__Required task__.
Among the entries, which lines carry the string "ylabel"? Copy each of them.

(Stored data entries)
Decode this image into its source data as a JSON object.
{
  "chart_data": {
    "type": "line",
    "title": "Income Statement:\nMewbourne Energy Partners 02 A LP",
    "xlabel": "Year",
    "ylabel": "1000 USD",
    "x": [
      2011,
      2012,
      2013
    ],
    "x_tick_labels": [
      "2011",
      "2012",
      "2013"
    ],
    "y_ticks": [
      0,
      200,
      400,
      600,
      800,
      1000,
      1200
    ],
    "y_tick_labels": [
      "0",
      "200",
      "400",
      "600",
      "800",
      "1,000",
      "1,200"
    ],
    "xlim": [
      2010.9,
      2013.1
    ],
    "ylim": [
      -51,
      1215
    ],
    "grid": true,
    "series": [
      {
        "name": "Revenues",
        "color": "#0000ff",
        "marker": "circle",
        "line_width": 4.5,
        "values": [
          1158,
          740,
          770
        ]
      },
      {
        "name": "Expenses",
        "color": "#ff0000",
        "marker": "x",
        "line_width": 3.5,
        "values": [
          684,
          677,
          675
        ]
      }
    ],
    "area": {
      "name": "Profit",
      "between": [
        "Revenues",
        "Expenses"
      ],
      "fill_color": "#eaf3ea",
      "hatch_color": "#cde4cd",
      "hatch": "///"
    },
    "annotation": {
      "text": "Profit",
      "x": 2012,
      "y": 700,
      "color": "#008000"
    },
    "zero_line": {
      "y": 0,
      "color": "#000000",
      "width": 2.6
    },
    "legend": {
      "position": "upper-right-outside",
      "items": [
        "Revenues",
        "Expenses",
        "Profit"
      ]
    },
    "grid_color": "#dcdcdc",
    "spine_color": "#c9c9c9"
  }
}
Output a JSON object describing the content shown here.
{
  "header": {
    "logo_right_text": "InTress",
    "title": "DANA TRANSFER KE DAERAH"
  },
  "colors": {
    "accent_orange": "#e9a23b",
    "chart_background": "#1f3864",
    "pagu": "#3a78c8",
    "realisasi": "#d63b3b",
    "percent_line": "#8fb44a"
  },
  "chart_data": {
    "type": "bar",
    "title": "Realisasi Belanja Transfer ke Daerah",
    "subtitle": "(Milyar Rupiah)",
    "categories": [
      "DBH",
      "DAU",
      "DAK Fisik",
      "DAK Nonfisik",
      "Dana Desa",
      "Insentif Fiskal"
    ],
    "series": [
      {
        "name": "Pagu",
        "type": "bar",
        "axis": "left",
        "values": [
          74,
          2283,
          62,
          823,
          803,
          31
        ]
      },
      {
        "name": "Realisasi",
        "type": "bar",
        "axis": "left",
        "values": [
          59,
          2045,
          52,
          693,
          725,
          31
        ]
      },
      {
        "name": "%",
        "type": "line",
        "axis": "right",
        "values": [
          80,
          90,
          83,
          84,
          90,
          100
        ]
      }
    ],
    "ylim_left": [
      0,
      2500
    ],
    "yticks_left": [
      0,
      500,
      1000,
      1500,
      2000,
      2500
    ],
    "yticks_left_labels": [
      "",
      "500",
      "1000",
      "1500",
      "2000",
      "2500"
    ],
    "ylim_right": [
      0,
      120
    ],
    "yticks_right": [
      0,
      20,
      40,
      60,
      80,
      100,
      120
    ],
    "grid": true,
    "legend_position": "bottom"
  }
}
---
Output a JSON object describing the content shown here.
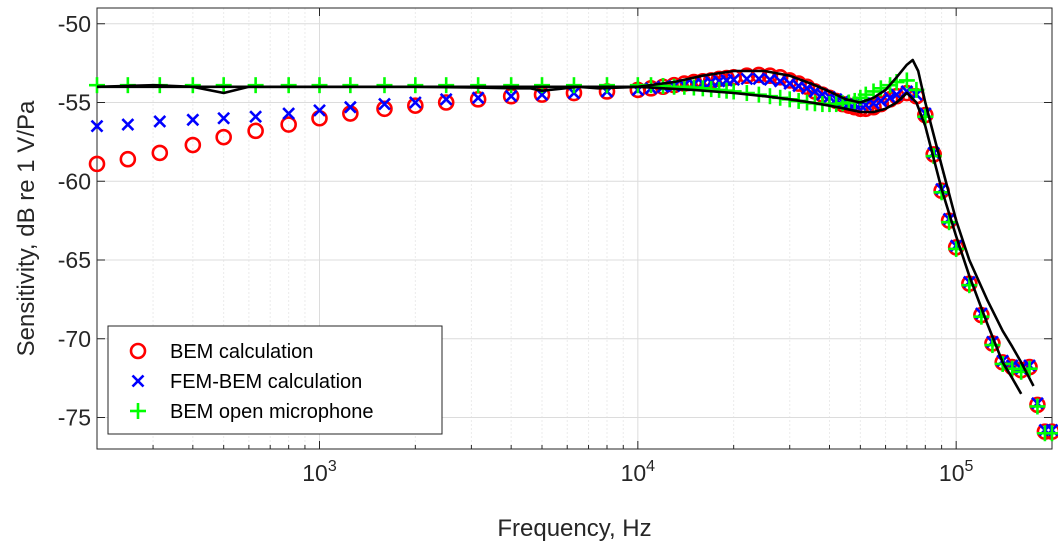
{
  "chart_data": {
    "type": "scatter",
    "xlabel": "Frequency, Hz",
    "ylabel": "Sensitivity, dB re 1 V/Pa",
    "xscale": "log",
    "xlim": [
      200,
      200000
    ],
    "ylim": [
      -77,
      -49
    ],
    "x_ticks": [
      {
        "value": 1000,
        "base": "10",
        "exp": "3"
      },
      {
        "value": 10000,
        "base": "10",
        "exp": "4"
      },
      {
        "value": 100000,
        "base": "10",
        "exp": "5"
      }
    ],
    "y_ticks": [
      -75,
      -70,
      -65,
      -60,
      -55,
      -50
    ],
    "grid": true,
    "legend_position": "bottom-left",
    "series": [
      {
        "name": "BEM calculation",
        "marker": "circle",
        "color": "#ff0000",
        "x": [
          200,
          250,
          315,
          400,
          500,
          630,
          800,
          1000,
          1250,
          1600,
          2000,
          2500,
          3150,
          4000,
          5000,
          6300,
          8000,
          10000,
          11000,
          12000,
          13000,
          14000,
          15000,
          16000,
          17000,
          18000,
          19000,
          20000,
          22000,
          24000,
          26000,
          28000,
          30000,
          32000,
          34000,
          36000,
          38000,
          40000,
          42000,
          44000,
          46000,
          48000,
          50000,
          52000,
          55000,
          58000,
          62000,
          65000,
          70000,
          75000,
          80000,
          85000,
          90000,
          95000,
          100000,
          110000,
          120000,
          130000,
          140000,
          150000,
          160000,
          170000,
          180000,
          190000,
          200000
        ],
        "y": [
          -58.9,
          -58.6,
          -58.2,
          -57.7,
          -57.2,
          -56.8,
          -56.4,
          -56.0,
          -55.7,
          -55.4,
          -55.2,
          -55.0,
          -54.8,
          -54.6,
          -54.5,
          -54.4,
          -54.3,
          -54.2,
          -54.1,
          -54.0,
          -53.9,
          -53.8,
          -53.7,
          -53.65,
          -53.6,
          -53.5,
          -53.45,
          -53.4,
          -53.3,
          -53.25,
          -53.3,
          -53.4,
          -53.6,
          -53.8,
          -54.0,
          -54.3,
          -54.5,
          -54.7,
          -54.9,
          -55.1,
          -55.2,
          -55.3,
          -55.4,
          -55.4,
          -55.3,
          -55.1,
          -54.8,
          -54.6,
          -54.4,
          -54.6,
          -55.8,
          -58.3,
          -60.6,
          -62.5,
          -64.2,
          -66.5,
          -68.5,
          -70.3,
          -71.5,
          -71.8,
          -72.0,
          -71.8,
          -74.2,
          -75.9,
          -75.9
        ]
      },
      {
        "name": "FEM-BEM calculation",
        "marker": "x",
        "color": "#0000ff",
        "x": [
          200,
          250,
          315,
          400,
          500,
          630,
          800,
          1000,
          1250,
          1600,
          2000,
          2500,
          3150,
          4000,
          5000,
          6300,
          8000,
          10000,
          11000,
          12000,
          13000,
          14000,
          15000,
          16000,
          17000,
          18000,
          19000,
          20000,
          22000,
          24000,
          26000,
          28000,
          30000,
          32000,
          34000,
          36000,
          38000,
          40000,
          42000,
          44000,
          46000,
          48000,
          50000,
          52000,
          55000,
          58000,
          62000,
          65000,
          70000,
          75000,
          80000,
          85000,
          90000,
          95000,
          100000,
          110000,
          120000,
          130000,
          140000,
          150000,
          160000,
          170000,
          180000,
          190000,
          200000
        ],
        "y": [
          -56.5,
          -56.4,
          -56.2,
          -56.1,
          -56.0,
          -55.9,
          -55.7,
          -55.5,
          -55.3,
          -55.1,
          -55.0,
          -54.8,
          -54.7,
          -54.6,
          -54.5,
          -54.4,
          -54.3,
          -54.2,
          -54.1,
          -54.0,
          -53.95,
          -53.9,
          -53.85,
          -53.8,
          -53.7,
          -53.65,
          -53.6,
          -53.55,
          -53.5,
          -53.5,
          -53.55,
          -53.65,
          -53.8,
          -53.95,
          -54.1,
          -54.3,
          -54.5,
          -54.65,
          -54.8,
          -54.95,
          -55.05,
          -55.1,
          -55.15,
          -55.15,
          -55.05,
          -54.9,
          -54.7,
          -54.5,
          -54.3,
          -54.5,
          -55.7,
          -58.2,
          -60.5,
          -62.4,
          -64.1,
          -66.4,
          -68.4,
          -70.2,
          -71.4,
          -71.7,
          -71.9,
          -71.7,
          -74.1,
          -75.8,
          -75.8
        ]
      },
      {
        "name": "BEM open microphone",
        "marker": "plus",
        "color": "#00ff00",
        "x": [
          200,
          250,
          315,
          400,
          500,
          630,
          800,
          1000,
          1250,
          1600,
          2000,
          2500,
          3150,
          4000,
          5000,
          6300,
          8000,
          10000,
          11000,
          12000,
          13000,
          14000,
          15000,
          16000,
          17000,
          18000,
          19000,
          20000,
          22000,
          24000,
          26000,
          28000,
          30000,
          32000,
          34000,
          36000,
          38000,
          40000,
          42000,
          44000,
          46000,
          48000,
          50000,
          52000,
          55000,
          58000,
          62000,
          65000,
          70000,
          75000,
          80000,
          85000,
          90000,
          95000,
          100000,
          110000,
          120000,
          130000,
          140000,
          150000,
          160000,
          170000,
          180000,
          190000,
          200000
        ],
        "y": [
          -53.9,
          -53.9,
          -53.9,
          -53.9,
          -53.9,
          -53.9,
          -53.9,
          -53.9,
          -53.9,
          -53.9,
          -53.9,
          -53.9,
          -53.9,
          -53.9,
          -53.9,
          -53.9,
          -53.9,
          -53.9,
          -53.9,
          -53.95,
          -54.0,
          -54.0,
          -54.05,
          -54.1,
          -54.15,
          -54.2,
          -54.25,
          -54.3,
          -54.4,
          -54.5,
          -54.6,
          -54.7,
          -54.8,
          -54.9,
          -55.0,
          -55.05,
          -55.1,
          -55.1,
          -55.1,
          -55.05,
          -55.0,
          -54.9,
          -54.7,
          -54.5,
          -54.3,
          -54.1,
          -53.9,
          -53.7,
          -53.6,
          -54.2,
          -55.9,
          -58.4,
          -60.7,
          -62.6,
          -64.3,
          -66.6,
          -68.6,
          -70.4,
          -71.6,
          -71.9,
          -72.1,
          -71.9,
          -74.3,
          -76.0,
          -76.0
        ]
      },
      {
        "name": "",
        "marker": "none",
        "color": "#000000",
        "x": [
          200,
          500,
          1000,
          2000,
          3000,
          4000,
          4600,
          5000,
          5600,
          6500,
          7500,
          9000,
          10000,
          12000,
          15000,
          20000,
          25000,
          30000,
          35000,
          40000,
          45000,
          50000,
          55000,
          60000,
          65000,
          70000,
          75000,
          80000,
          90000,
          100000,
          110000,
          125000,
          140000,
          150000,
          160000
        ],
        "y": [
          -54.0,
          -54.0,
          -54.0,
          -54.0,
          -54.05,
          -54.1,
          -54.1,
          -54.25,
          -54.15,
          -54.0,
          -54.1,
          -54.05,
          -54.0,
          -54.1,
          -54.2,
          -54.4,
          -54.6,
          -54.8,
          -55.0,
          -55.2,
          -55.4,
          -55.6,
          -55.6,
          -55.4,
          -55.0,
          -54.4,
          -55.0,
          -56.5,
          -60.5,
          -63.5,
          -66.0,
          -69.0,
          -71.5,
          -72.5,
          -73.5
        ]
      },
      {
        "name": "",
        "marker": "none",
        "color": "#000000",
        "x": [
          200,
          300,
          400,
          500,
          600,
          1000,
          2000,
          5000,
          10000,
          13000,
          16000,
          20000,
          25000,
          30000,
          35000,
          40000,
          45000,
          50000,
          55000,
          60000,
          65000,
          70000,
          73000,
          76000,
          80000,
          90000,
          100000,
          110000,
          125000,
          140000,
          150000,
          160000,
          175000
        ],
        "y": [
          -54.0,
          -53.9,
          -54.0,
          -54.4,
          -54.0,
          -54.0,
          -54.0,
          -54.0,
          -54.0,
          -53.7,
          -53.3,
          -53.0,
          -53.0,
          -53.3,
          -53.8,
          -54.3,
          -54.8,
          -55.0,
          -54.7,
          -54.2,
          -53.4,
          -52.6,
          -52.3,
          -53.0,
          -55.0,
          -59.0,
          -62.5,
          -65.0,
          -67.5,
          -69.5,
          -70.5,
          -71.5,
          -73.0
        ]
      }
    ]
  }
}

__Exercise output__.
    "ylabel": "1000 USD",
    "ylabel": "Sensitivity, dB re 1 V/Pa",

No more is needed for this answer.